A partir deste espelhamento entre personagem e leitura, pode-se dizer que Austen estabelece o hábito de ler como um importante indicativo de caráter, e a literatura que o indivíduo consome tanto serve como extensão de quem ele é, como também alimenta sua personalidade. Portanto, a jornada de amadurecimento pessoal de Catherine coincide com sua maturidade como leitora: importante destacar que ela continua lendo os Romances góticos que tanto gosta, mas ela eventualmente amplia seu leque para outros tipos. Por fim, ela aprende a ter mais nuance e sensibilidade para separar a fantasia da realidade, construindo essa singela sabedoria a partir de um incidente vergonhoso diante do rapaz que ela ama. Desse modo, o que Austen diz é que a imaturidade da leitora não é culpa do que ela lê, mas sim uma questão própria devida à sua inexperiência
Quanto ao romance (com r minúsculo no sentido amoroso), achei o relacionamento entre Catherine e Henry o mais sem graça do cânone austeniano. De qualquer forma, acho que o objetivo do livro nem é esse — diferente de Pride & Prejudice e Persuasion — e Henry é um querido, apesar de insosso. O ponto forte de Northanger Abbey se encontra, na minha opinião, na exposição da realidade sociocultural da virada do século XVIII para o XIX, visto que Austen faz mais “intromissões” narrativas aqui do que em qualquer outra obra dela. É possível perceber, através de comentários tanto dos personagens quanto da narração, o status do Romance no meio cultural burguês e aristocrático, bem como o caminho pelo qual a literatura estava seguindo, culminando na idade de ouro do Romance na era Vitoriana, o que para mim é interessantíssimo. Apesar de Northanger Abbey não ter entrado no meu top 3 da Jane Austen, ainda assim gostei muito.

● **O que se pede**: Para cada afirmação a seguir, indique se ela concorda com o trecho sobre Northanger Abbey. Responda sim ou não e cite literalmente as palavras do trecho que decidem a resposta. 1. Ao amadurecer, Catherine abandona os Romances góticos. 2. Em Northanger Abbey, Austen faz mais intromissões narrativas do que em qualquer outra obra dela. 3. Northanger Abbey está entre as três obras favoritas de Jane Austen para quem escreve o trecho.

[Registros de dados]
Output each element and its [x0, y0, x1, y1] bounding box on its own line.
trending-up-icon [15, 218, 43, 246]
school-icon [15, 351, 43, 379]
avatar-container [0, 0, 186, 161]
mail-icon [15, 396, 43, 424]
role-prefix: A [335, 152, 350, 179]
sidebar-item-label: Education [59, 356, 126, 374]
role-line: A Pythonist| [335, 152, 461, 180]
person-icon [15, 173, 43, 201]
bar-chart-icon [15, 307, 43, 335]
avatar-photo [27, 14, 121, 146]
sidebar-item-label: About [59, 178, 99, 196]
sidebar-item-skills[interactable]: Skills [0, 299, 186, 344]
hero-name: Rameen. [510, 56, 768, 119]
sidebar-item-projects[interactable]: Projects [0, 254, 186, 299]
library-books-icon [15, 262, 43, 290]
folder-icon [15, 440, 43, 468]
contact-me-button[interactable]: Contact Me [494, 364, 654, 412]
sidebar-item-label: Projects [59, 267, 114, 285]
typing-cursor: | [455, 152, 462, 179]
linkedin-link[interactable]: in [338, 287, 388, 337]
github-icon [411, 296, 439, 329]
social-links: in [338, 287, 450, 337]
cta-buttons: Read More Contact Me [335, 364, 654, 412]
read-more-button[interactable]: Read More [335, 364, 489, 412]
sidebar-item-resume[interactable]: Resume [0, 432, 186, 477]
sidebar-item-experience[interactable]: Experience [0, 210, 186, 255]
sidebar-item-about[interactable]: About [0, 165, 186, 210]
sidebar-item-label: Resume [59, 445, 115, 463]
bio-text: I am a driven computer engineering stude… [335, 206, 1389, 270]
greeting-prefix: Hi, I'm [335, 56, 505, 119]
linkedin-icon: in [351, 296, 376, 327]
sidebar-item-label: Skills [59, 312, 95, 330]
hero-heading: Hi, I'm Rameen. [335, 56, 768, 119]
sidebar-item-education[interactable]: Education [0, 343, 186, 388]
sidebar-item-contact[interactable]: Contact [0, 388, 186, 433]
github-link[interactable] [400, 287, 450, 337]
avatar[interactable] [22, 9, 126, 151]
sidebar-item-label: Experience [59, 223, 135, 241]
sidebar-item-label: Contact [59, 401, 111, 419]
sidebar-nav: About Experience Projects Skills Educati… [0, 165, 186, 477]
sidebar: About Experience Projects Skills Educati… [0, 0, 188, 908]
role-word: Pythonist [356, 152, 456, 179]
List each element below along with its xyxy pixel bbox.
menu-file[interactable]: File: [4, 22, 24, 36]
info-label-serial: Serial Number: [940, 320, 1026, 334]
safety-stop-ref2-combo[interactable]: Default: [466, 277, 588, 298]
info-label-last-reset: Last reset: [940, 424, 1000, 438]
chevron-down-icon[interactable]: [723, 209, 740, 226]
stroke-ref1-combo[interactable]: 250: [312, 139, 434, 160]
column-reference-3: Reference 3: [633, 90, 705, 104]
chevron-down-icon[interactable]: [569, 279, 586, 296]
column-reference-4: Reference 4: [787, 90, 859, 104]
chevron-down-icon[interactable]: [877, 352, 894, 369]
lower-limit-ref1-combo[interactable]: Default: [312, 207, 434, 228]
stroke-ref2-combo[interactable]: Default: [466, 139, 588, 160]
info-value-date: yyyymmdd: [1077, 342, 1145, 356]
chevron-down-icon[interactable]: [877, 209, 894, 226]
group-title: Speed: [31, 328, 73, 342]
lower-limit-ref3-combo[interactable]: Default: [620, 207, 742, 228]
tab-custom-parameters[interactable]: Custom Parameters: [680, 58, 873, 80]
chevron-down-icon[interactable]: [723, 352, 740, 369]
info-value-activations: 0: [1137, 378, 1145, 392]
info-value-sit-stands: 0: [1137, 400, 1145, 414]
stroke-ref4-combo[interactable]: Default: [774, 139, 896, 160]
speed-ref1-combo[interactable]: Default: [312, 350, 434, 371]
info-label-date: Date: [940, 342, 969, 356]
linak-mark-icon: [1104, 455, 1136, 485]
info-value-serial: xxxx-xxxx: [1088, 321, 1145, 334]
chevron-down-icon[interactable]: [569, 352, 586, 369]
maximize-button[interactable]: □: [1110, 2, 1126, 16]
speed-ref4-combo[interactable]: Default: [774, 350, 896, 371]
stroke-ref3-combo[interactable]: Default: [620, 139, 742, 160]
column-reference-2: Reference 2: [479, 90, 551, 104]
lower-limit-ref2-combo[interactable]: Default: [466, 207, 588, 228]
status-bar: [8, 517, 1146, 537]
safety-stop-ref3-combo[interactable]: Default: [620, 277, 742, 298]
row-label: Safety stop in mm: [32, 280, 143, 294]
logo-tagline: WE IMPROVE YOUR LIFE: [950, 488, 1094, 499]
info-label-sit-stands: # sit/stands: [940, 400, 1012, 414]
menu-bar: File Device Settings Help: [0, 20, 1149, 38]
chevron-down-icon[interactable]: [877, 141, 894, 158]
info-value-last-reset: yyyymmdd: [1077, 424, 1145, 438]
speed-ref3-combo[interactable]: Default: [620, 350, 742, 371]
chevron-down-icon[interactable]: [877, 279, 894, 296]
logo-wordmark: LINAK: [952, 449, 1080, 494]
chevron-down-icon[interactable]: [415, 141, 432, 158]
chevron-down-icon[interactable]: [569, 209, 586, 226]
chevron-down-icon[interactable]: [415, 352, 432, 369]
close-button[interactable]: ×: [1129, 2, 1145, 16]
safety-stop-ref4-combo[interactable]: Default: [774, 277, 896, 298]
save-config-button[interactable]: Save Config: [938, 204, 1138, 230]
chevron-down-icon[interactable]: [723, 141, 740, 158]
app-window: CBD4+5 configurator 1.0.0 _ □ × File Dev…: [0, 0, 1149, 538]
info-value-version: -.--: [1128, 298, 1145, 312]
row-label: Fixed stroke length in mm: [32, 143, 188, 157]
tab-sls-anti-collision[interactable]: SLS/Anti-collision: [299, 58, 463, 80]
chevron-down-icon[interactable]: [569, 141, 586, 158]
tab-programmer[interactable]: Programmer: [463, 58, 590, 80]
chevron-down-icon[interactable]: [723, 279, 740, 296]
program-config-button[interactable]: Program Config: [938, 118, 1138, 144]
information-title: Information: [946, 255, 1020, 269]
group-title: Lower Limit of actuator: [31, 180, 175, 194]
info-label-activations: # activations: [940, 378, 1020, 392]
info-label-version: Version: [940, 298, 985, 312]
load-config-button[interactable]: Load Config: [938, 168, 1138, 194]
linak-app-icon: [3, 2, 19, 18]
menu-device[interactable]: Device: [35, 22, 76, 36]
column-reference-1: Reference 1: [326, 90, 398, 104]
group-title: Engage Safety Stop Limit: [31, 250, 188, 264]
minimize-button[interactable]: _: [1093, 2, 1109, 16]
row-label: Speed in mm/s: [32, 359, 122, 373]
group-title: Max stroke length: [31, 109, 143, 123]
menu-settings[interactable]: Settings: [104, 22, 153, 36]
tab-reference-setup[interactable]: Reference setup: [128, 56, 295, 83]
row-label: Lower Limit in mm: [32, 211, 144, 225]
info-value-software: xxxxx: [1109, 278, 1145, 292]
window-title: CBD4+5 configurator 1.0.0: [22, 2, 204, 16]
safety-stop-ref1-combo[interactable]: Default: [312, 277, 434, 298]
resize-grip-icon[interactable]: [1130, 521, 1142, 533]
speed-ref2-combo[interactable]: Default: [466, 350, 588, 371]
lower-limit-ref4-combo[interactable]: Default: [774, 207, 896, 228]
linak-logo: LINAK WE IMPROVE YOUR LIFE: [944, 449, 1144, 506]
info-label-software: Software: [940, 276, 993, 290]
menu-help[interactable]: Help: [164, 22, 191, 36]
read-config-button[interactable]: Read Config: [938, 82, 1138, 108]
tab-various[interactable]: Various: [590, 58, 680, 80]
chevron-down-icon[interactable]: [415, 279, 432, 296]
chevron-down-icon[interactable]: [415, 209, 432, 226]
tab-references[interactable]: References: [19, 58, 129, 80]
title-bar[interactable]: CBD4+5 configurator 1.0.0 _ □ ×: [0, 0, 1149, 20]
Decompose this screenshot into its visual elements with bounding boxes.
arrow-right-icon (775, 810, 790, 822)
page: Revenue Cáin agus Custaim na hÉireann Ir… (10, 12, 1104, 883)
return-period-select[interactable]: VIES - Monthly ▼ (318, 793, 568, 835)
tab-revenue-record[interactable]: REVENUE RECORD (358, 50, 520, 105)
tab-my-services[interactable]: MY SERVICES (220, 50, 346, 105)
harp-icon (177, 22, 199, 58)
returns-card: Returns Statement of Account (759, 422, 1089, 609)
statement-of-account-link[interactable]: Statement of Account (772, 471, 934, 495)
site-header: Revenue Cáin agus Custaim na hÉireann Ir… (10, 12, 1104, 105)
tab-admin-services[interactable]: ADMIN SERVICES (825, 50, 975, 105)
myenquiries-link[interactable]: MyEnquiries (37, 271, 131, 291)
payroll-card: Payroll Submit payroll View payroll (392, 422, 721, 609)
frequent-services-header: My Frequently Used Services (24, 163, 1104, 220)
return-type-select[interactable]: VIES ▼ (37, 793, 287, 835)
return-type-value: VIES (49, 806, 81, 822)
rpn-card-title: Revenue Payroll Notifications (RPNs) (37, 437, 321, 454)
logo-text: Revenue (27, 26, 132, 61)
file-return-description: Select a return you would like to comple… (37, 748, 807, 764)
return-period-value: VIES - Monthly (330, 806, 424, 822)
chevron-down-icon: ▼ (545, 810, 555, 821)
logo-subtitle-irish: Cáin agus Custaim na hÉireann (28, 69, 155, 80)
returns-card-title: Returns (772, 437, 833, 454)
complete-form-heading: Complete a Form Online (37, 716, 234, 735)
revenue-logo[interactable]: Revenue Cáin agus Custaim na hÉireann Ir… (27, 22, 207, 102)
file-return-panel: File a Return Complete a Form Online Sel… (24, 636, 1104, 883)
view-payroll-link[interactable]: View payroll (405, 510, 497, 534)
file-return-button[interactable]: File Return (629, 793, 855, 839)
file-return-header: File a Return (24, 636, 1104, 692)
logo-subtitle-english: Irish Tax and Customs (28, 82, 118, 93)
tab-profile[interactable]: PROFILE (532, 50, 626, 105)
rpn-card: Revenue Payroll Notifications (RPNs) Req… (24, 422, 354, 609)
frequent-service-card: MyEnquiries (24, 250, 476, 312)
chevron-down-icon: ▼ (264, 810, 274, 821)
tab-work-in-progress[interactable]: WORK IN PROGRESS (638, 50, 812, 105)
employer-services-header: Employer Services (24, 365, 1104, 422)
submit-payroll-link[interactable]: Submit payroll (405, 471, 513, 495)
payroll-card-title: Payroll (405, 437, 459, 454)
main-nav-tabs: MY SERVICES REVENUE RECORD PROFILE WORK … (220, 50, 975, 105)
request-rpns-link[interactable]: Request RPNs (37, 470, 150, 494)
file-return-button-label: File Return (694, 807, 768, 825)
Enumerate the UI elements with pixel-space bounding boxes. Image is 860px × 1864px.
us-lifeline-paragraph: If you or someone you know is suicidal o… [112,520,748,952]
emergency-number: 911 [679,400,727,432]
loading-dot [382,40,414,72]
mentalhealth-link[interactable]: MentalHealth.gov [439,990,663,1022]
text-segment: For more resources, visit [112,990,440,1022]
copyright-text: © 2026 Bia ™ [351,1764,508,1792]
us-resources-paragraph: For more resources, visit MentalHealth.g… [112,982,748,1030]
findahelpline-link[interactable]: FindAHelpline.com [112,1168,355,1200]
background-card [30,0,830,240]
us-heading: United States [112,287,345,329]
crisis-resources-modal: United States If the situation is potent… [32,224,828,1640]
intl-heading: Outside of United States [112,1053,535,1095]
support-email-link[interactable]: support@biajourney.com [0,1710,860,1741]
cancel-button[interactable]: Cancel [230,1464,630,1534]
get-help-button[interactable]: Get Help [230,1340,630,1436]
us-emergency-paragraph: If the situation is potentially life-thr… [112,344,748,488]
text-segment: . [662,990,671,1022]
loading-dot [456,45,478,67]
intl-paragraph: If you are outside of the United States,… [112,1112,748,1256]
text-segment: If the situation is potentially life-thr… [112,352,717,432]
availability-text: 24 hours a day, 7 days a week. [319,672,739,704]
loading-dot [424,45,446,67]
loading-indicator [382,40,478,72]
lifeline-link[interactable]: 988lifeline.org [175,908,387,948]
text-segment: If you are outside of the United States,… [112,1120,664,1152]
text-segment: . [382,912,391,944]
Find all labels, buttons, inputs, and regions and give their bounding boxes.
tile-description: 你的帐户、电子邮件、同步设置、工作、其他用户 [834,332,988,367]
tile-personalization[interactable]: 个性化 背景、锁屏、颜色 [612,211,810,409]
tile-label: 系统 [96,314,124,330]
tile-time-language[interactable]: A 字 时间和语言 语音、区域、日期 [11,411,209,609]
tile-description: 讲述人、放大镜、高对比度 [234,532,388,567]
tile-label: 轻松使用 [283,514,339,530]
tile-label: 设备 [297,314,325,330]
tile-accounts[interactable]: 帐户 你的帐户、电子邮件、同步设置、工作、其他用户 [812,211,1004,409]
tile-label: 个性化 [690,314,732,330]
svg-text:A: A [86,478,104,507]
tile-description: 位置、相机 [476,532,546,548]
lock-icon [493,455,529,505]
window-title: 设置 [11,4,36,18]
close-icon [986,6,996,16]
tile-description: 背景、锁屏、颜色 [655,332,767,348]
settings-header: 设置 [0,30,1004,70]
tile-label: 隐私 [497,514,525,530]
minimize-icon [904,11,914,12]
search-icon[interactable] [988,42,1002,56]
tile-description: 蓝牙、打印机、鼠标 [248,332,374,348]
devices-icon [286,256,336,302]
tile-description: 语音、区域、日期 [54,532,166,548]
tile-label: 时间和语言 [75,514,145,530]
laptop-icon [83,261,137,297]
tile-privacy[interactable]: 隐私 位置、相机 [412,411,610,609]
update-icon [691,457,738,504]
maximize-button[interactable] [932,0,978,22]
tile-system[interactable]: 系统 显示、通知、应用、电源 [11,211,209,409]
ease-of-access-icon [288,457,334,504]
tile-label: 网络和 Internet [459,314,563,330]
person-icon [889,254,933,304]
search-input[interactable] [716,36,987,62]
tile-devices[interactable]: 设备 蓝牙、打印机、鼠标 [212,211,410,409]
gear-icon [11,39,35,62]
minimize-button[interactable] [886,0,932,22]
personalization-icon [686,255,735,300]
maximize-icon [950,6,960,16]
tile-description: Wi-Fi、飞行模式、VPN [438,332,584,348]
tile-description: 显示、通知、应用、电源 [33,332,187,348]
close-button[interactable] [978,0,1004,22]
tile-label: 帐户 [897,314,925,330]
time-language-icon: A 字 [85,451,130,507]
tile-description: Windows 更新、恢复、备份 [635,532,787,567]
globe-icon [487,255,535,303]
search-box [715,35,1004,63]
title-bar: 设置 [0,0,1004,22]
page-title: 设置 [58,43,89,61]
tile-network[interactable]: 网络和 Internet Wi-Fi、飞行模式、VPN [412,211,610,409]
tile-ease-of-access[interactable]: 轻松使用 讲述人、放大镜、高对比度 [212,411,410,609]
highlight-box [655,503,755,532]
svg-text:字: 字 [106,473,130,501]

● **Resultado da tarefa**:
1. Não: "importante destacar que ela continua lendo os Romances góticos que tanto gosta, mas ela eventualmente amplia seu leque para outros tipos"
2. Sim: "Austen faz mais “intromissões” narrativas aqui do que em qualquer outra obra dela"
3. Não: "Apesar de Northanger Abbey não ter entrado no meu top 3 da Jane Austen"